- **Saved entries**
════════════════════

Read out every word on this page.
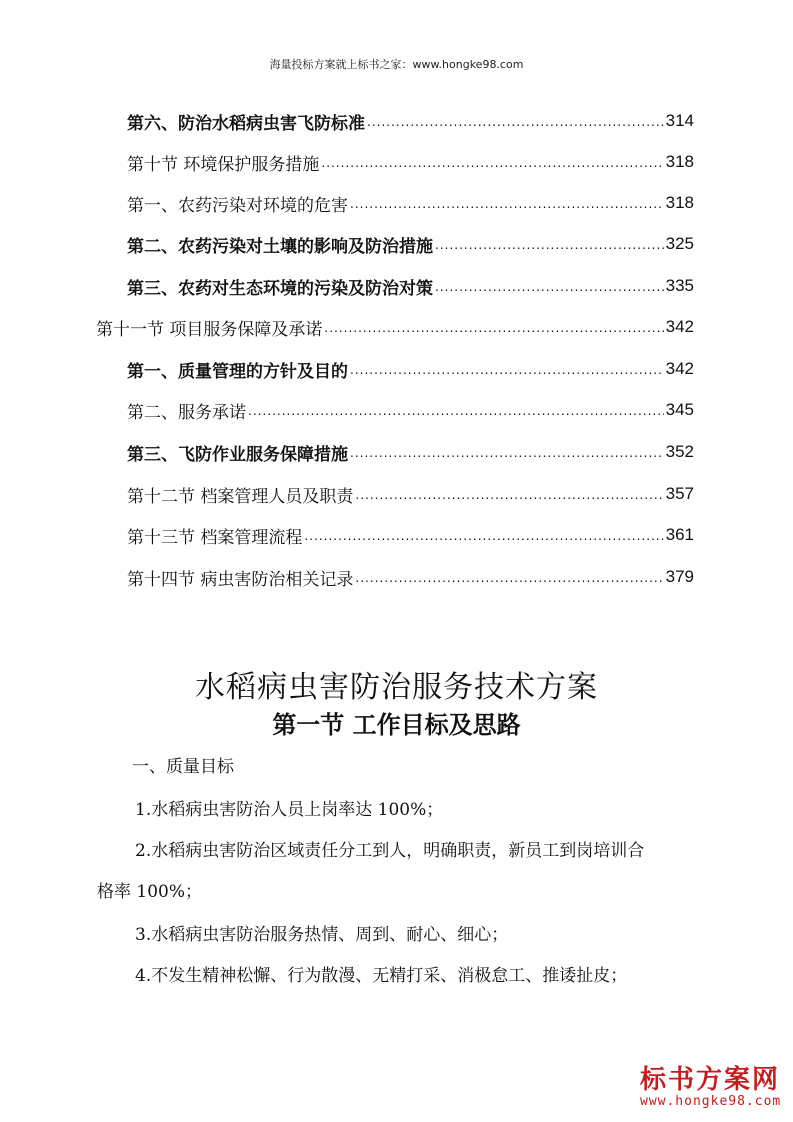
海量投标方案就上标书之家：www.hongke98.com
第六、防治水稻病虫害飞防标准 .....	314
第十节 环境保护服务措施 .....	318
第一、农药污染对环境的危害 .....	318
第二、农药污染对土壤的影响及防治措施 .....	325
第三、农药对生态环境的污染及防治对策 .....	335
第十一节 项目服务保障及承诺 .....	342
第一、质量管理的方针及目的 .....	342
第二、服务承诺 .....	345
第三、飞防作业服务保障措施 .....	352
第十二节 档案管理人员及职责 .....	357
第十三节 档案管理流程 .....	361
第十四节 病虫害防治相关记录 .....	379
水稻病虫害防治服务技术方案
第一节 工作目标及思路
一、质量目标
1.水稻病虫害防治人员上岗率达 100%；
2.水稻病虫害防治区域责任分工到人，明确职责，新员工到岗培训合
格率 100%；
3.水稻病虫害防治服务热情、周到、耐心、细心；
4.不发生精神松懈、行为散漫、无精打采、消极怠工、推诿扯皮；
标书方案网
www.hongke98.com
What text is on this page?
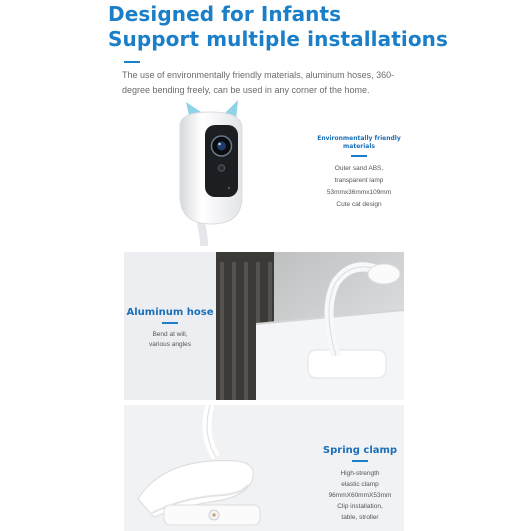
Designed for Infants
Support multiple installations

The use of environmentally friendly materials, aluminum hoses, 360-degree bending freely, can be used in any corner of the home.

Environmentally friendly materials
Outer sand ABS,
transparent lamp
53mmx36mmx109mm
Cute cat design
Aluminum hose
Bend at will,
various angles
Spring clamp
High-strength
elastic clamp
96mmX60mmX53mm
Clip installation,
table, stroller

════════════════════

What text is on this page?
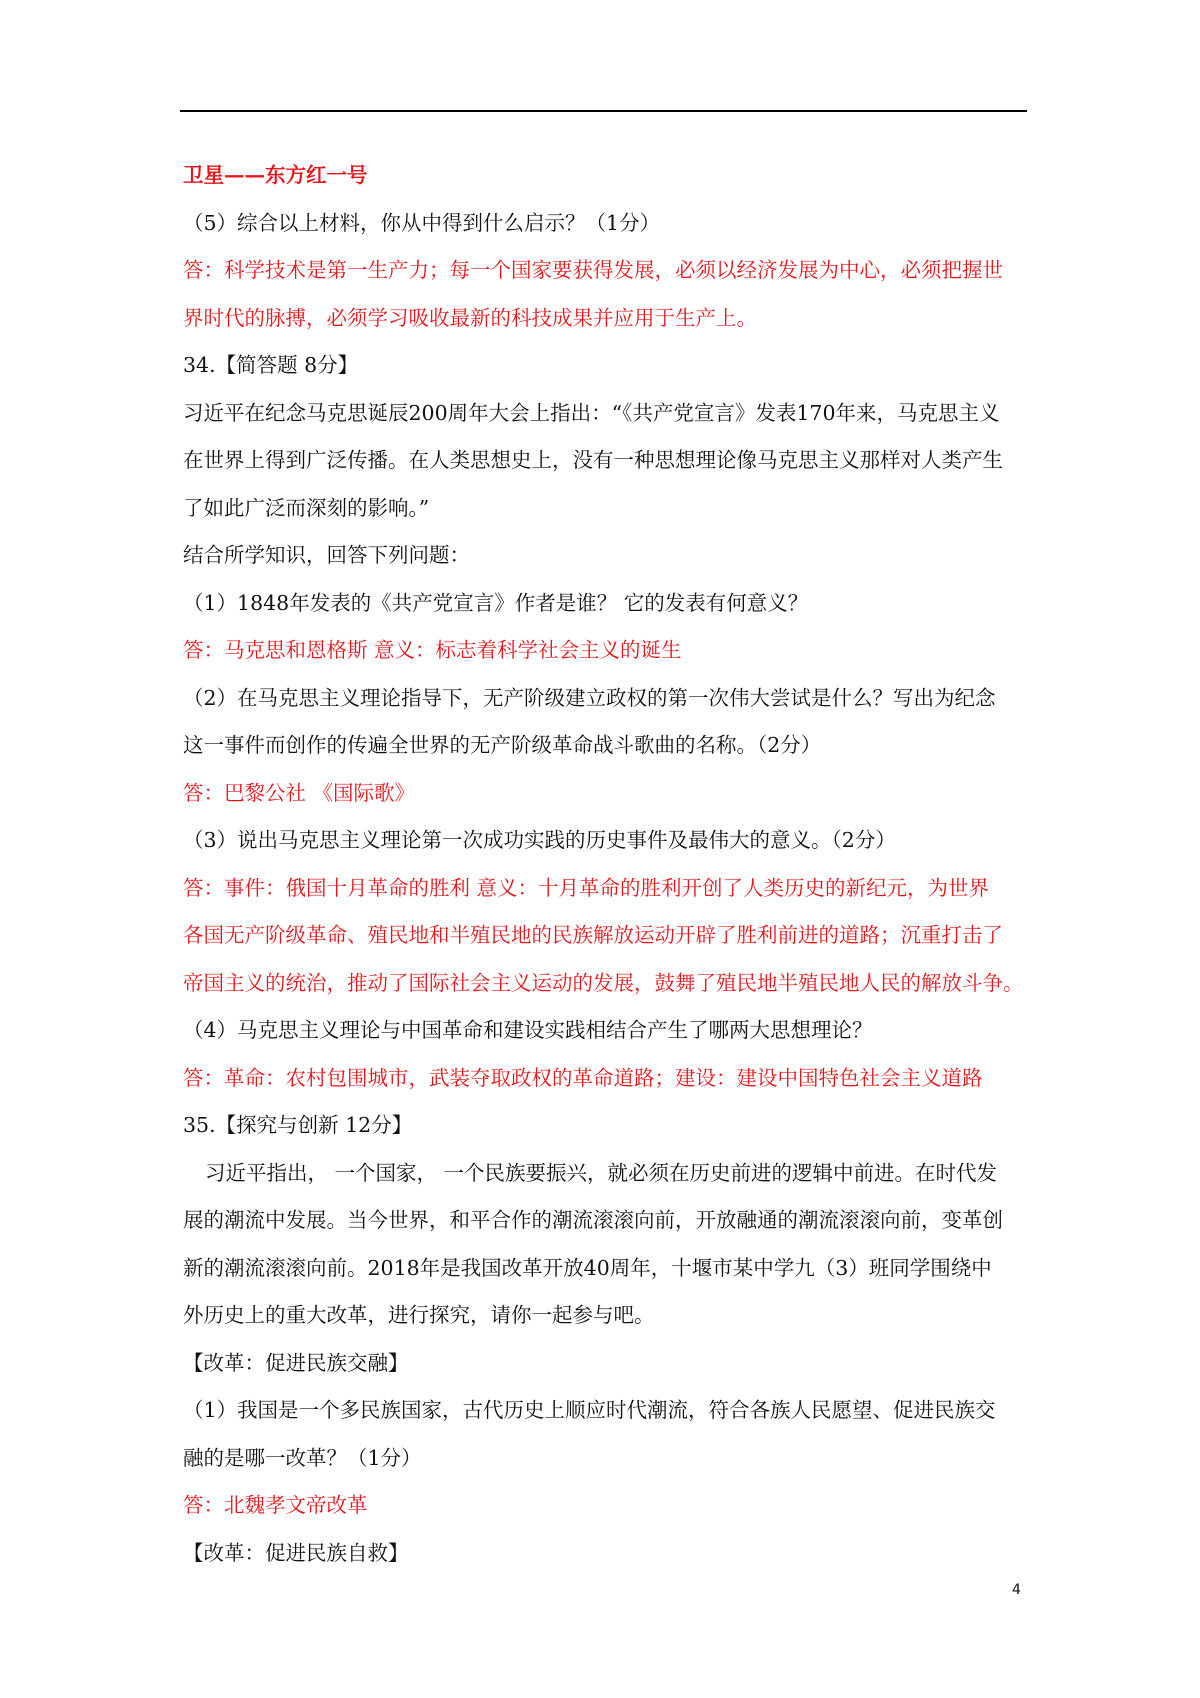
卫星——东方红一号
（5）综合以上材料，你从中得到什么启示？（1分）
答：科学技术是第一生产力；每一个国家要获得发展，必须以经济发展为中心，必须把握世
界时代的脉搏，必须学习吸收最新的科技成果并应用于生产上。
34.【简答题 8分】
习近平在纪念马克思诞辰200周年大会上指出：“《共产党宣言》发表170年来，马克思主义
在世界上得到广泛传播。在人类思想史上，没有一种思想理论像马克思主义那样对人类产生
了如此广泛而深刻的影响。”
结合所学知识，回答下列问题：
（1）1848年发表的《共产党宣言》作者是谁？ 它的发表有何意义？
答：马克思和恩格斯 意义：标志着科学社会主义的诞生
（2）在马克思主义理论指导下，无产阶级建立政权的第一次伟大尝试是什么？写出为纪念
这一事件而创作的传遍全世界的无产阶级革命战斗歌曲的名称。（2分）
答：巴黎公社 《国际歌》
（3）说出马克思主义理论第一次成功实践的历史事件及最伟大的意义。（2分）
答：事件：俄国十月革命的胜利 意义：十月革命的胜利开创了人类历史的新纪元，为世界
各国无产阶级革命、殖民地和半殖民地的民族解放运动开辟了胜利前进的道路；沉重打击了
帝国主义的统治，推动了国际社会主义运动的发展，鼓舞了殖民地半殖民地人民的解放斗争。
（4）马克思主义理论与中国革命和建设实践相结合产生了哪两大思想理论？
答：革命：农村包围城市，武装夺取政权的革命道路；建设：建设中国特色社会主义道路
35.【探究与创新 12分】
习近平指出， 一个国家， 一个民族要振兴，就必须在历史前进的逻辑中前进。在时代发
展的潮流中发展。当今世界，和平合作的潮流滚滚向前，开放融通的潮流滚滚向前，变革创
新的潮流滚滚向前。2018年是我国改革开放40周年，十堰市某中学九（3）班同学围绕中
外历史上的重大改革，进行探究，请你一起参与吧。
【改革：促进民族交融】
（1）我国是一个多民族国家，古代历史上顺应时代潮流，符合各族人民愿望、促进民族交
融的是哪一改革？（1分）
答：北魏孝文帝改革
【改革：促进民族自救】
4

════════════════════

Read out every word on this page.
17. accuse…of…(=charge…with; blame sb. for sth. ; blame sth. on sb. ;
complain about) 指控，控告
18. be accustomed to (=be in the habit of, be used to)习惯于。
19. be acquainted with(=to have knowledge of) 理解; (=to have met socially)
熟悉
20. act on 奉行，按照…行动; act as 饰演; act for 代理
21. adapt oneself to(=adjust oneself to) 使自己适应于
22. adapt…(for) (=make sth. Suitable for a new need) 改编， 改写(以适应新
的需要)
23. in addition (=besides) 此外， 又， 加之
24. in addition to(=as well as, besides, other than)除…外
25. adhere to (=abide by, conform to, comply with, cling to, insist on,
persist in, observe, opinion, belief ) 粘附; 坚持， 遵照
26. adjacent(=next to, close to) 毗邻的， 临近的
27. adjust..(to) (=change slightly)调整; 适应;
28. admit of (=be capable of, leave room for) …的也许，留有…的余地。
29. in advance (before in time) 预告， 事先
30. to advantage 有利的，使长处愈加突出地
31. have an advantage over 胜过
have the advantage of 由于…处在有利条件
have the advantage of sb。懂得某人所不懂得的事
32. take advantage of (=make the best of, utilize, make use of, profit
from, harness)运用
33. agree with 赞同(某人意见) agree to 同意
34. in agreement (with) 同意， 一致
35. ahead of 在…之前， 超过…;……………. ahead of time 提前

════════════════════

- **Instruction**
Establish how many lines of the material above hold the word "besides". Nothing but the count should be returned.

- **Result below**
2